## Task prompt
Will you extract the entries word for word? Images should not appear in the copy.

Data records:

┄┄┄┄┄┄

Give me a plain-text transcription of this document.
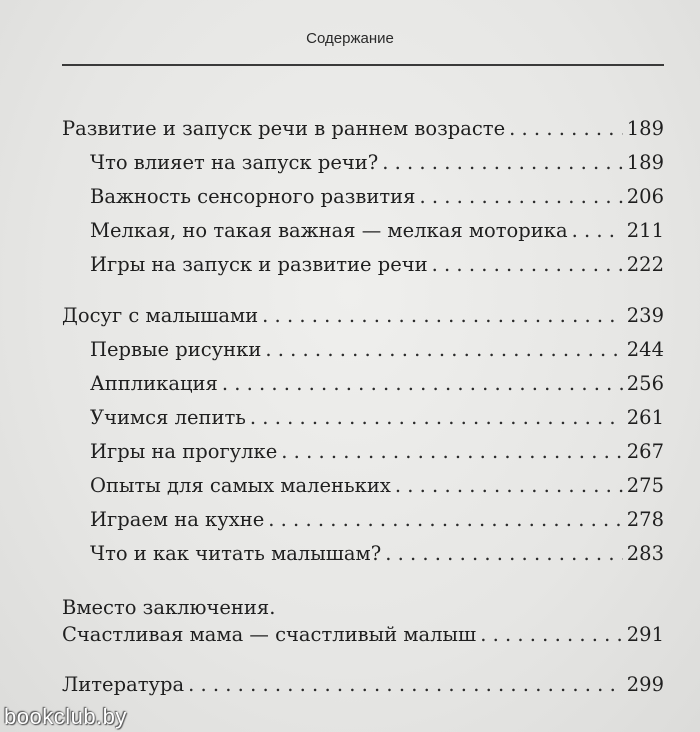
Содержание
Развитие и запуск речи в раннем возрасте . . .	189
Что влияет на запуск речи? . . .	189
Важность сенсорного развития . . .	206
Мелкая, но такая важная — мелкая моторика . . .	211
Игры на запуск и развитие речи . . .	222
Досуг с малышами . . .	239
Первые рисунки . . .	244
Аппликация . . .	256
Учимся лепить . . .	261
Игры на прогулке . . .	267
Опыты для самых маленьких . . .	275
Играем на кухне . . .	278
Что и как читать малышам? . . .	283
Вместо заключения.
Счастливая мама — счастливый малыш . . .	291
Литература . . .	299
bookclub.by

┄┄┄┄┄┄

## Written reply
Give me a plain-text transcription of this document.
Содержание
Развитие и запуск речи в раннем возрасте . . .	189
Что влияет на запуск речи? . . .	189
Важность сенсорного развития . . .	206
Мелкая, но такая важная — мелкая моторика . . .	211
Игры на запуск и развитие речи . . .	222
Досуг с малышами . . .	239
Первые рисунки . . .	244
Аппликация . . .	256
Учимся лепить . . .	261
Игры на прогулке . . .	267
Опыты для самых маленьких . . .	275
Играем на кухне . . .	278
Что и как читать малышам? . . .	283
Вместо заключения.
Счастливая мама — счастливый малыш . . .	291
Литература . . .	299
bookclub.by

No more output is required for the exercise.